Stored data
○ ○ ○ ○
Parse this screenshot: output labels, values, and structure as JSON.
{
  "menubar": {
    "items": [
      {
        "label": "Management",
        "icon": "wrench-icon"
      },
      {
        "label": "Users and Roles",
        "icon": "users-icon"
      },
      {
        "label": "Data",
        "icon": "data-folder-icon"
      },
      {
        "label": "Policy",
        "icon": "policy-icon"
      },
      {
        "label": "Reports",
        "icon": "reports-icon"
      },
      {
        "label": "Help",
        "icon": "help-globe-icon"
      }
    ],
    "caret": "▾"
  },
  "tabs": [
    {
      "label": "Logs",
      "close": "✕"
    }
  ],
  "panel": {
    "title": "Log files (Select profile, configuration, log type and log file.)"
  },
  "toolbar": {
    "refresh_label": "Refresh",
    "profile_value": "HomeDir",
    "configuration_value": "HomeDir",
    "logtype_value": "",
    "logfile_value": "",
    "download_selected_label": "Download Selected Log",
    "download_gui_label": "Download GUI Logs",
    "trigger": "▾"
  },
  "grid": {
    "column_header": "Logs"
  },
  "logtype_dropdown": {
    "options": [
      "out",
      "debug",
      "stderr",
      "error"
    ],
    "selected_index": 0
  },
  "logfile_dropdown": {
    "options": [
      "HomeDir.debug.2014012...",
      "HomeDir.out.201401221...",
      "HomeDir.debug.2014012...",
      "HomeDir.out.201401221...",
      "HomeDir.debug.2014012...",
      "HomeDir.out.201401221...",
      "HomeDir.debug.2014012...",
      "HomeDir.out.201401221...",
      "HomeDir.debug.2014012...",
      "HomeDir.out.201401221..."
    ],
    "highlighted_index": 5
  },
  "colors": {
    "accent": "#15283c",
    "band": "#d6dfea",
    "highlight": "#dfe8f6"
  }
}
○ ○ ○ ○
[Aim] Reproduce the material exactly, with every line intact.

[Result of the exercise]
Parse this screenshot: output labels, values, and structure as JSON.
{
  "menubar": {
    "items": [
      {
        "label": "Management",
        "icon": "wrench-icon"
      },
      {
        "label": "Users and Roles",
        "icon": "users-icon"
      },
      {
        "label": "Data",
        "icon": "data-folder-icon"
      },
      {
        "label": "Policy",
        "icon": "policy-icon"
      },
      {
        "label": "Reports",
        "icon": "reports-icon"
      },
      {
        "label": "Help",
        "icon": "help-globe-icon"
      }
    ],
    "caret": "▾"
  },
  "tabs": [
    {
      "label": "Logs",
      "close": "✕"
    }
  ],
  "panel": {
    "title": "Log files (Select profile, configuration, log type and log file.)"
  },
  "toolbar": {
    "refresh_label": "Refresh",
    "profile_value": "HomeDir",
    "configuration_value": "HomeDir",
    "logtype_value": "",
    "logfile_value": "",
    "download_selected_label": "Download Selected Log",
    "download_gui_label": "Download GUI Logs",
    "trigger": "▾"
  },
  "grid": {
    "column_header": "Logs"
  },
  "logtype_dropdown": {
    "options": [
      "out",
      "debug",
      "stderr",
      "error"
    ],
    "selected_index": 0
  },
  "logfile_dropdown": {
    "options": [
      "HomeDir.debug.2014012...",
      "HomeDir.out.201401221...",
      "HomeDir.debug.2014012...",
      "HomeDir.out.201401221...",
      "HomeDir.debug.2014012...",
      "HomeDir.out.201401221...",
      "HomeDir.debug.2014012...",
      "HomeDir.out.201401221...",
      "HomeDir.debug.2014012...",
      "HomeDir.out.201401221..."
    ],
    "highlighted_index": 5
  },
  "colors": {
    "accent": "#15283c",
    "band": "#d6dfea",
    "highlight": "#dfe8f6"
  }
}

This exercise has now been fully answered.